• What the task requires: Answer with nothing but the number of lines that include the word "limitations".

Stored records
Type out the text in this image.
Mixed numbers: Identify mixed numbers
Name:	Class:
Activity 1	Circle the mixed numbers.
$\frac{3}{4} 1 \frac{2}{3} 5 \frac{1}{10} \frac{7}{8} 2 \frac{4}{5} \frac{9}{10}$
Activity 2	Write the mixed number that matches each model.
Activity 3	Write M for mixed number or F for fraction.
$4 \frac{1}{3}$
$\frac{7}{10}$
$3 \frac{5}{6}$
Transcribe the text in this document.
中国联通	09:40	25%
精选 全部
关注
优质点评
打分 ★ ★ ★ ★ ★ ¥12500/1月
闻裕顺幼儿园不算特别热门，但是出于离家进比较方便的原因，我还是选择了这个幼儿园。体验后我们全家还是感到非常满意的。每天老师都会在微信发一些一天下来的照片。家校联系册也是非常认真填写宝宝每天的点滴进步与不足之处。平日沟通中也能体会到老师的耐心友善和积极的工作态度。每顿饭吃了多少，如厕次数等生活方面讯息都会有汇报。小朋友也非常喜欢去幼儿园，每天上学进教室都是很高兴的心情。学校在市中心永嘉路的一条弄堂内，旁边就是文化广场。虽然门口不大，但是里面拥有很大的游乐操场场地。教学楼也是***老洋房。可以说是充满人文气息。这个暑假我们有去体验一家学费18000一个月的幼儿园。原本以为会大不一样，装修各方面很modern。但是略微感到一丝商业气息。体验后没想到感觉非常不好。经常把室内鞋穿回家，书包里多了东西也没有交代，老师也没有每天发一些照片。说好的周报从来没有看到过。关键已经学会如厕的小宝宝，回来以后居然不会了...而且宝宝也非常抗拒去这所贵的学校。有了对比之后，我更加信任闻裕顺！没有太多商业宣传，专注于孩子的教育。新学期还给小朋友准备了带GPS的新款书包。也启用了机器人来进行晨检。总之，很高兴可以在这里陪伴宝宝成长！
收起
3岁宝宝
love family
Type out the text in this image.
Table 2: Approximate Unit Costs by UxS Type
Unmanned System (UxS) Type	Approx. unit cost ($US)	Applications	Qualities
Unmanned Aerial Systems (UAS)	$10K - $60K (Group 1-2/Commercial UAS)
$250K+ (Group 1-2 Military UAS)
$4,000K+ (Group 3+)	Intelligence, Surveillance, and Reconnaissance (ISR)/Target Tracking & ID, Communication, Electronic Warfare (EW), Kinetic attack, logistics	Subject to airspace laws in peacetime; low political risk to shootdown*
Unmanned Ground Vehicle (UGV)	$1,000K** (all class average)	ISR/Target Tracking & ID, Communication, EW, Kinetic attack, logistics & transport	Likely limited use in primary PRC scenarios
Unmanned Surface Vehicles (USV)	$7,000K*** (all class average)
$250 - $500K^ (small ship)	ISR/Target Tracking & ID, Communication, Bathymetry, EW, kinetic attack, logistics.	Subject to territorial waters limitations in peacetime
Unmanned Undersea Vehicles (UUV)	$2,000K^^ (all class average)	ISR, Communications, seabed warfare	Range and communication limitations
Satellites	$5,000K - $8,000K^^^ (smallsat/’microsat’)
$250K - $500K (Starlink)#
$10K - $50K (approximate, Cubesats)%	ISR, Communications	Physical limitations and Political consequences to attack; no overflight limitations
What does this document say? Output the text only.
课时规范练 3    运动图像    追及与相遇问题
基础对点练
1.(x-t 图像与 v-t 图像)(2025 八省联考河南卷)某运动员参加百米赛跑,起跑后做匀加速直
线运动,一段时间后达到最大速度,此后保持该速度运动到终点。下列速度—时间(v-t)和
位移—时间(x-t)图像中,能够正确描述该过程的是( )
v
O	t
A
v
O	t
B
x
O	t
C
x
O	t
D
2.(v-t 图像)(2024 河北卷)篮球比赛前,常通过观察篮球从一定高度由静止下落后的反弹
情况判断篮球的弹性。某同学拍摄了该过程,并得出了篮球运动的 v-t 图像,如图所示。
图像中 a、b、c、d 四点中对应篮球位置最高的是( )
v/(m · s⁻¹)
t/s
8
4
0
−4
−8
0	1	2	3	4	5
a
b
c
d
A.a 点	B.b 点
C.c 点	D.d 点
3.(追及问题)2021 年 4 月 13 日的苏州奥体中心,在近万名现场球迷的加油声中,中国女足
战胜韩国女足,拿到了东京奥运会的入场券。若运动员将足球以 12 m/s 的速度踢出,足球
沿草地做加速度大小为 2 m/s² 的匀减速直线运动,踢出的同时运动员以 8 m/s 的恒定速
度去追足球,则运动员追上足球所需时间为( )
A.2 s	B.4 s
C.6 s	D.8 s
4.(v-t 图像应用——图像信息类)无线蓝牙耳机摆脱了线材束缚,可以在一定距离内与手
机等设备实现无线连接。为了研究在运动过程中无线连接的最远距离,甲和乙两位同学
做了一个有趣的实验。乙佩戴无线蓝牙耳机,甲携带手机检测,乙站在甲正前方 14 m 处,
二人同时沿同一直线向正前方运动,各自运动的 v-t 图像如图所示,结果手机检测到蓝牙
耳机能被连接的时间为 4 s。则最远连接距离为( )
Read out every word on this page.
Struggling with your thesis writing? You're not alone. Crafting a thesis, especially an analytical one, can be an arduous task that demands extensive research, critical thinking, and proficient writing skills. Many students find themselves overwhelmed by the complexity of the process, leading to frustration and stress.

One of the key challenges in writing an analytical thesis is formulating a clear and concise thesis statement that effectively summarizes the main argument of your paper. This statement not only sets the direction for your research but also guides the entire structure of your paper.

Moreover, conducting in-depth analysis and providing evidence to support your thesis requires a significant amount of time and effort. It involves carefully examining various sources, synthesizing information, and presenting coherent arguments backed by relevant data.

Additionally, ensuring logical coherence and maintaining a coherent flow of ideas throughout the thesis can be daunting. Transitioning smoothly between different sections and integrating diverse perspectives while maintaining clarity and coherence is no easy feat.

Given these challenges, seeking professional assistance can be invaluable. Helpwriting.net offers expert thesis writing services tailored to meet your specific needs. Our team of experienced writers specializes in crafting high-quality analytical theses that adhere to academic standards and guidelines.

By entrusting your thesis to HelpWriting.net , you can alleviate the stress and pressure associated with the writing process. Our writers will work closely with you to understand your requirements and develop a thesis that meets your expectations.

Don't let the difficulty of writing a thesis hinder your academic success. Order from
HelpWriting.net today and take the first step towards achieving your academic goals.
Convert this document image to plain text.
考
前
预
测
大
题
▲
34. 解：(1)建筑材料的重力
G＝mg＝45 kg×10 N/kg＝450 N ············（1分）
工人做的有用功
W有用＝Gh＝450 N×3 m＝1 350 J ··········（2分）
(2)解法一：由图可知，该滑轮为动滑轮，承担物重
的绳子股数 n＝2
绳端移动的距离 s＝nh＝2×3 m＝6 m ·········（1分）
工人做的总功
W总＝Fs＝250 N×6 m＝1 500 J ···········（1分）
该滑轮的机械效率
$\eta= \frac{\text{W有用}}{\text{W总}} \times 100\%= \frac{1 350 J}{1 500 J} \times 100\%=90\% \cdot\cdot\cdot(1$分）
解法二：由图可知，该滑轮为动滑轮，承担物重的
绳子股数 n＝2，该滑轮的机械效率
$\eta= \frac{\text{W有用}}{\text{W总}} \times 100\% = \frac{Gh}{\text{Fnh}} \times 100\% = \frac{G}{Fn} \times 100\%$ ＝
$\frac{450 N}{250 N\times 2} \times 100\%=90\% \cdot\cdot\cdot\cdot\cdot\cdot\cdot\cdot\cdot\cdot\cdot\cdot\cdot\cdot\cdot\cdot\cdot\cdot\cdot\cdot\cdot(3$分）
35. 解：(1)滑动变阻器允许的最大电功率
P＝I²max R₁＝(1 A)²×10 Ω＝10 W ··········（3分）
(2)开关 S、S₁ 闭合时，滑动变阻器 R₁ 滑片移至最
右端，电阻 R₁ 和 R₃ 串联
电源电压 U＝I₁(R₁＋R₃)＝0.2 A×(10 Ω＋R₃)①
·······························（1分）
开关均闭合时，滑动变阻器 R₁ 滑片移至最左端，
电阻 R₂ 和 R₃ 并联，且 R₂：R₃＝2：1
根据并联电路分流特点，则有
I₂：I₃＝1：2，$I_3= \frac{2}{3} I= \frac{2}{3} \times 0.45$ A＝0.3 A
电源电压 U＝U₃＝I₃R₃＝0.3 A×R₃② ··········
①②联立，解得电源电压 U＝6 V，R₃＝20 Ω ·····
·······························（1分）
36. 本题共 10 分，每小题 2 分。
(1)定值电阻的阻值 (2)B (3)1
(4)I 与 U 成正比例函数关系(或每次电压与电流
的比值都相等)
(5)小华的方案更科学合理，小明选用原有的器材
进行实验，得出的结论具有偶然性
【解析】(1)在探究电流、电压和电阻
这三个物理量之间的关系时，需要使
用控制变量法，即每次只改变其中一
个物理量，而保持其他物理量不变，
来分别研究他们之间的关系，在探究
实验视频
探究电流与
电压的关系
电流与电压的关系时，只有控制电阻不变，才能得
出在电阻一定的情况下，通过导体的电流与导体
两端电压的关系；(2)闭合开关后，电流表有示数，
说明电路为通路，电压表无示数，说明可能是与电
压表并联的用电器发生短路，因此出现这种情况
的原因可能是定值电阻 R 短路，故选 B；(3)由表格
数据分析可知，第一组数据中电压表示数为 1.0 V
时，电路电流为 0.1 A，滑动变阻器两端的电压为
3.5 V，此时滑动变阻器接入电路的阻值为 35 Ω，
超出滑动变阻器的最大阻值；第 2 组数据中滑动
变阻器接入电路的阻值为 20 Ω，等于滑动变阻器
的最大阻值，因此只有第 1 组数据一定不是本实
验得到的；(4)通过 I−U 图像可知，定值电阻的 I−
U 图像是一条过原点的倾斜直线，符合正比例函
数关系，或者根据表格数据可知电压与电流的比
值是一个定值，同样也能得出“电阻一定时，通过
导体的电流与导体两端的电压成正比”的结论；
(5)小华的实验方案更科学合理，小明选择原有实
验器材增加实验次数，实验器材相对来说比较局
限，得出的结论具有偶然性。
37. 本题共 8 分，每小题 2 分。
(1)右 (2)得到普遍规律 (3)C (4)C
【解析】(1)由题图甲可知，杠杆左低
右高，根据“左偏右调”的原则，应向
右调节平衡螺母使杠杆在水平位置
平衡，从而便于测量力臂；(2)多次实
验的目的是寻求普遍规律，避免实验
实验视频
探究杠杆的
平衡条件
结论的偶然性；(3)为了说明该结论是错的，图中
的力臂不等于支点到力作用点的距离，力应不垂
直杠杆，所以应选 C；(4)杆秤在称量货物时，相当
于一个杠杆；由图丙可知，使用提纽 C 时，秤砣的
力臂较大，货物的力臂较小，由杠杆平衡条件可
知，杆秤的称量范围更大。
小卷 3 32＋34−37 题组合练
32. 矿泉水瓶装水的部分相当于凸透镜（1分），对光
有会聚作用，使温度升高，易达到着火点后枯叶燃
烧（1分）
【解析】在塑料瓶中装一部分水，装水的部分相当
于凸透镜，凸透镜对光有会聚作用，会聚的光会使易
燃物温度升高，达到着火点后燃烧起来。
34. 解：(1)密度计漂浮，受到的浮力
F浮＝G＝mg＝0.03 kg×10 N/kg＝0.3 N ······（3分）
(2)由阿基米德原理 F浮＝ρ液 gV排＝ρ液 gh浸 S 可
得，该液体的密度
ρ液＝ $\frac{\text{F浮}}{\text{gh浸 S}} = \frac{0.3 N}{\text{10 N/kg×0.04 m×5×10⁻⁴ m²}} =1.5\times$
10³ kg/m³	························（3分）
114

• Reply to the task: 3